§ **DIRECTION**
Copy every line of the entries below word for word, without changing anything.

[Raw records]
------------------------------

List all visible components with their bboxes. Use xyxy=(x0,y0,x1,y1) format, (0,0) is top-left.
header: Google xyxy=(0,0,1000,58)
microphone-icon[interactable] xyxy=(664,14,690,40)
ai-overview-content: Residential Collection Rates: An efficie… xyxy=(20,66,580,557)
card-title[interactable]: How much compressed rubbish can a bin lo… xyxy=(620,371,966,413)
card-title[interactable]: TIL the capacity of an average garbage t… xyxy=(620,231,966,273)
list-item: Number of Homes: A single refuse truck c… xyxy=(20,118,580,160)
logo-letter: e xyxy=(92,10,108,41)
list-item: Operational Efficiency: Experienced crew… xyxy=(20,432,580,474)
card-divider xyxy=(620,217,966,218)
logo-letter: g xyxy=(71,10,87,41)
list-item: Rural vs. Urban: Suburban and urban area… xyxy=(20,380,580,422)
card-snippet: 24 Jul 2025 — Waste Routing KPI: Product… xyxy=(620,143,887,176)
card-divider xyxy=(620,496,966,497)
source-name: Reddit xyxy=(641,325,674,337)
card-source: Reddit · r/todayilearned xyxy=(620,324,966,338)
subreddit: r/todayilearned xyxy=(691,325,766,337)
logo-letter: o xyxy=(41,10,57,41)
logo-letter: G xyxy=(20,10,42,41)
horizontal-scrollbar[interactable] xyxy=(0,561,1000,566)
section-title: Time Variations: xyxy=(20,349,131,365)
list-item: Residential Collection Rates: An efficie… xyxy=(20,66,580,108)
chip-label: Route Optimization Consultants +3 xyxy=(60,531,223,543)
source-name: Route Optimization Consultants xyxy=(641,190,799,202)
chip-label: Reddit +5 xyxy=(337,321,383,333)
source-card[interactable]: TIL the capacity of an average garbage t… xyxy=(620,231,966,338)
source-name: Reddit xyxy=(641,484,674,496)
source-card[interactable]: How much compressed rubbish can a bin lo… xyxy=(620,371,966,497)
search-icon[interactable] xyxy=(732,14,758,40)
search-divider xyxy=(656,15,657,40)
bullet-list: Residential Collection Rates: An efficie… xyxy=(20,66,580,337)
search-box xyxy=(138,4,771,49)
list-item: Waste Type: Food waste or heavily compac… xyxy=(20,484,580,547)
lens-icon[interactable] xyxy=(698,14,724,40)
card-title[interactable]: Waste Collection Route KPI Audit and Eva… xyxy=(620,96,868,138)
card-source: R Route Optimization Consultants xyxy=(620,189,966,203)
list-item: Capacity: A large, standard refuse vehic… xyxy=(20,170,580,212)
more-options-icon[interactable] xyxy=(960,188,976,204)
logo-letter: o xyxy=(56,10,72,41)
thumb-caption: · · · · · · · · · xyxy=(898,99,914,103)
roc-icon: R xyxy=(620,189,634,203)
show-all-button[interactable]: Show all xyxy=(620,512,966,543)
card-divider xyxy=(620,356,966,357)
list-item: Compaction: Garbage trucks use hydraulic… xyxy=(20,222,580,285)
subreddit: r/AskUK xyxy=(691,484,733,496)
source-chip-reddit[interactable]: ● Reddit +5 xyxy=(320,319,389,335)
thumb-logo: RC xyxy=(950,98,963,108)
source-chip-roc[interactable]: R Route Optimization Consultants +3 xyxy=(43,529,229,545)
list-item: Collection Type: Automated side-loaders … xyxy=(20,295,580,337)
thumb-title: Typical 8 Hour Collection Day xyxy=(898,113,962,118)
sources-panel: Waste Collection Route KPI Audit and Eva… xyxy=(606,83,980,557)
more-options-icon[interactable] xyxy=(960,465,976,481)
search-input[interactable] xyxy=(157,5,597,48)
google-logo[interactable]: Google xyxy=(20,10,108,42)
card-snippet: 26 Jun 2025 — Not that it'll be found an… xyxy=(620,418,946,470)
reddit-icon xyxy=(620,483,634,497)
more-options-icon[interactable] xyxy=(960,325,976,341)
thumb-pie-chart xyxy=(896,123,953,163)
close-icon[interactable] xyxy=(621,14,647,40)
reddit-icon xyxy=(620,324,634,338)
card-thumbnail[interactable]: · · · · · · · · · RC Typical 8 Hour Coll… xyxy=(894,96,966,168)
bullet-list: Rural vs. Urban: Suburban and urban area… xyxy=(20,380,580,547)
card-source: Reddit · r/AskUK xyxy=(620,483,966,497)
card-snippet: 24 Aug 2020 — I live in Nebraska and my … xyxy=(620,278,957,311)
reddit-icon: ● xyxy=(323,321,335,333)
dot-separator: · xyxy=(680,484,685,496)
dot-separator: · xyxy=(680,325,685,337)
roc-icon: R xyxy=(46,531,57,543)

------------------------------

§ **FINISHED EXERCISE**
List all visible components with their bboxes. Use xyxy=(x0,y0,x1,y1) format, (0,0) is top-left.
header: Google xyxy=(0,0,1000,58)
microphone-icon[interactable] xyxy=(664,14,690,40)
ai-overview-content: Residential Collection Rates: An efficie… xyxy=(20,66,580,557)
card-title[interactable]: How much compressed rubbish can a bin lo… xyxy=(620,371,966,413)
card-title[interactable]: TIL the capacity of an average garbage t… xyxy=(620,231,966,273)
list-item: Number of Homes: A single refuse truck c… xyxy=(20,118,580,160)
logo-letter: e xyxy=(92,10,108,41)
list-item: Operational Efficiency: Experienced crew… xyxy=(20,432,580,474)
card-divider xyxy=(620,217,966,218)
logo-letter: g xyxy=(71,10,87,41)
list-item: Rural vs. Urban: Suburban and urban area… xyxy=(20,380,580,422)
card-snippet: 24 Jul 2025 — Waste Routing KPI: Product… xyxy=(620,143,887,176)
card-divider xyxy=(620,496,966,497)
source-name: Reddit xyxy=(641,325,674,337)
card-source: Reddit · r/todayilearned xyxy=(620,324,966,338)
subreddit: r/todayilearned xyxy=(691,325,766,337)
logo-letter: o xyxy=(41,10,57,41)
logo-letter: G xyxy=(20,10,42,41)
horizontal-scrollbar[interactable] xyxy=(0,561,1000,566)
section-title: Time Variations: xyxy=(20,349,131,365)
list-item: Residential Collection Rates: An efficie… xyxy=(20,66,580,108)
chip-label: Route Optimization Consultants +3 xyxy=(60,531,223,543)
source-name: Route Optimization Consultants xyxy=(641,190,799,202)
chip-label: Reddit +5 xyxy=(337,321,383,333)
source-card[interactable]: TIL the capacity of an average garbage t… xyxy=(620,231,966,338)
source-name: Reddit xyxy=(641,484,674,496)
source-card[interactable]: How much compressed rubbish can a bin lo… xyxy=(620,371,966,497)
search-icon[interactable] xyxy=(732,14,758,40)
search-divider xyxy=(656,15,657,40)
bullet-list: Residential Collection Rates: An efficie… xyxy=(20,66,580,337)
search-box xyxy=(138,4,771,49)
list-item: Waste Type: Food waste or heavily compac… xyxy=(20,484,580,547)
lens-icon[interactable] xyxy=(698,14,724,40)
card-title[interactable]: Waste Collection Route KPI Audit and Eva… xyxy=(620,96,868,138)
card-source: R Route Optimization Consultants xyxy=(620,189,966,203)
list-item: Capacity: A large, standard refuse vehic… xyxy=(20,170,580,212)
more-options-icon[interactable] xyxy=(960,188,976,204)
logo-letter: o xyxy=(56,10,72,41)
thumb-caption: · · · · · · · · · xyxy=(898,99,914,103)
roc-icon: R xyxy=(620,189,634,203)
show-all-button[interactable]: Show all xyxy=(620,512,966,543)
card-divider xyxy=(620,356,966,357)
list-item: Compaction: Garbage trucks use hydraulic… xyxy=(20,222,580,285)
subreddit: r/AskUK xyxy=(691,484,733,496)
source-chip-reddit[interactable]: ● Reddit +5 xyxy=(320,319,389,335)
thumb-logo: RC xyxy=(950,98,963,108)
source-chip-roc[interactable]: R Route Optimization Consultants +3 xyxy=(43,529,229,545)
list-item: Collection Type: Automated side-loaders … xyxy=(20,295,580,337)
thumb-title: Typical 8 Hour Collection Day xyxy=(898,113,962,118)
sources-panel: Waste Collection Route KPI Audit and Eva… xyxy=(606,83,980,557)
more-options-icon[interactable] xyxy=(960,465,976,481)
search-input[interactable] xyxy=(157,5,597,48)
google-logo[interactable]: Google xyxy=(20,10,108,42)
card-snippet: 26 Jun 2025 — Not that it'll be found an… xyxy=(620,418,946,470)
reddit-icon xyxy=(620,483,634,497)
more-options-icon[interactable] xyxy=(960,325,976,341)
thumb-pie-chart xyxy=(896,123,953,163)
close-icon[interactable] xyxy=(621,14,647,40)
reddit-icon xyxy=(620,324,634,338)
card-thumbnail[interactable]: · · · · · · · · · RC Typical 8 Hour Coll… xyxy=(894,96,966,168)
bullet-list: Rural vs. Urban: Suburban and urban area… xyxy=(20,380,580,547)
card-source: Reddit · r/AskUK xyxy=(620,483,966,497)
card-snippet: 24 Aug 2020 — I live in Nebraska and my … xyxy=(620,278,957,311)
reddit-icon: ● xyxy=(323,321,335,333)
dot-separator: · xyxy=(680,484,685,496)
dot-separator: · xyxy=(680,325,685,337)
roc-icon: R xyxy=(46,531,57,543)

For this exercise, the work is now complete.